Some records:
§ §

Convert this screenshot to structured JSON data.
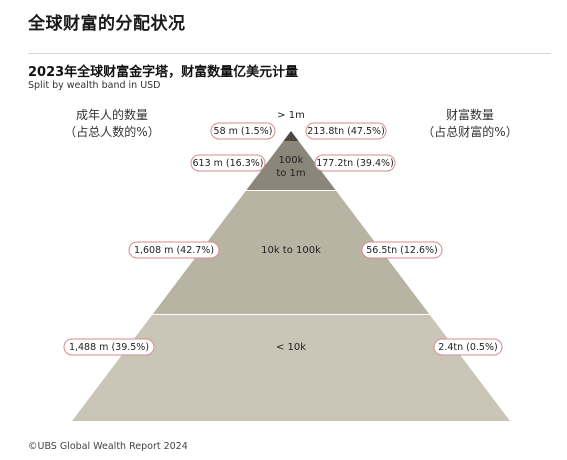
{
  "page_title": "全球财富的分配状况",
  "chart_data": {
    "type": "pyramid",
    "title": "2023年全球财富金字塔，财富数量亿美元计量",
    "subtitle": "Split by wealth band in USD",
    "left_header": [
      "成年人的数量",
      "（占总人数的%）"
    ],
    "right_header": [
      "财富数量",
      "（占总财富的%）"
    ],
    "tiers": [
      {
        "band": "> 1m",
        "adults": "58 m (1.5%)",
        "wealth": "213.8tn (47.5%)",
        "adults_m": 58,
        "adults_pct": 1.5,
        "wealth_tn": 213.8,
        "wealth_pct": 47.5
      },
      {
        "band": "100k to 1m",
        "band_lines": [
          "100k",
          "to 1m"
        ],
        "adults": "613 m (16.3%)",
        "wealth": "177.2tn (39.4%)",
        "adults_m": 613,
        "adults_pct": 16.3,
        "wealth_tn": 177.2,
        "wealth_pct": 39.4
      },
      {
        "band": "10k to 100k",
        "adults": "1,608 m (42.7%)",
        "wealth": "56.5tn (12.6%)",
        "adults_m": 1608,
        "adults_pct": 42.7,
        "wealth_tn": 56.5,
        "wealth_pct": 12.6
      },
      {
        "band": "< 10k",
        "adults": "1,488 m (39.5%)",
        "wealth": "2.4tn (0.5%)",
        "adults_m": 1488,
        "adults_pct": 39.5,
        "wealth_tn": 2.4,
        "wealth_pct": 0.5
      }
    ],
    "colors": {
      "tier_top": "#4a4840",
      "tier_upper": "#8a877a",
      "tier_middle": "#b8b4a3",
      "tier_bottom": "#c9c6b7",
      "pill_border": "#d98a8f"
    }
  },
  "footer": "©UBS Global Wealth Report 2024"
}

§ §

» **TASK BRIEF**: Write out each line again precisely as it appears, skipping every picture.

» **CORRECT RESPONSE**:
Convert this screenshot to structured JSON data.
{
  "page_title": "全球财富的分配状况",
  "chart_data": {
    "type": "pyramid",
    "title": "2023年全球财富金字塔，财富数量亿美元计量",
    "subtitle": "Split by wealth band in USD",
    "left_header": [
      "成年人的数量",
      "（占总人数的%）"
    ],
    "right_header": [
      "财富数量",
      "（占总财富的%）"
    ],
    "tiers": [
      {
        "band": "> 1m",
        "adults": "58 m (1.5%)",
        "wealth": "213.8tn (47.5%)",
        "adults_m": 58,
        "adults_pct": 1.5,
        "wealth_tn": 213.8,
        "wealth_pct": 47.5
      },
      {
        "band": "100k to 1m",
        "band_lines": [
          "100k",
          "to 1m"
        ],
        "adults": "613 m (16.3%)",
        "wealth": "177.2tn (39.4%)",
        "adults_m": 613,
        "adults_pct": 16.3,
        "wealth_tn": 177.2,
        "wealth_pct": 39.4
      },
      {
        "band": "10k to 100k",
        "adults": "1,608 m (42.7%)",
        "wealth": "56.5tn (12.6%)",
        "adults_m": 1608,
        "adults_pct": 42.7,
        "wealth_tn": 56.5,
        "wealth_pct": 12.6
      },
      {
        "band": "< 10k",
        "adults": "1,488 m (39.5%)",
        "wealth": "2.4tn (0.5%)",
        "adults_m": 1488,
        "adults_pct": 39.5,
        "wealth_tn": 2.4,
        "wealth_pct": 0.5
      }
    ],
    "colors": {
      "tier_top": "#4a4840",
      "tier_upper": "#8a877a",
      "tier_middle": "#b8b4a3",
      "tier_bottom": "#c9c6b7",
      "pill_border": "#d98a8f"
    }
  },
  "footer": "©UBS Global Wealth Report 2024"
}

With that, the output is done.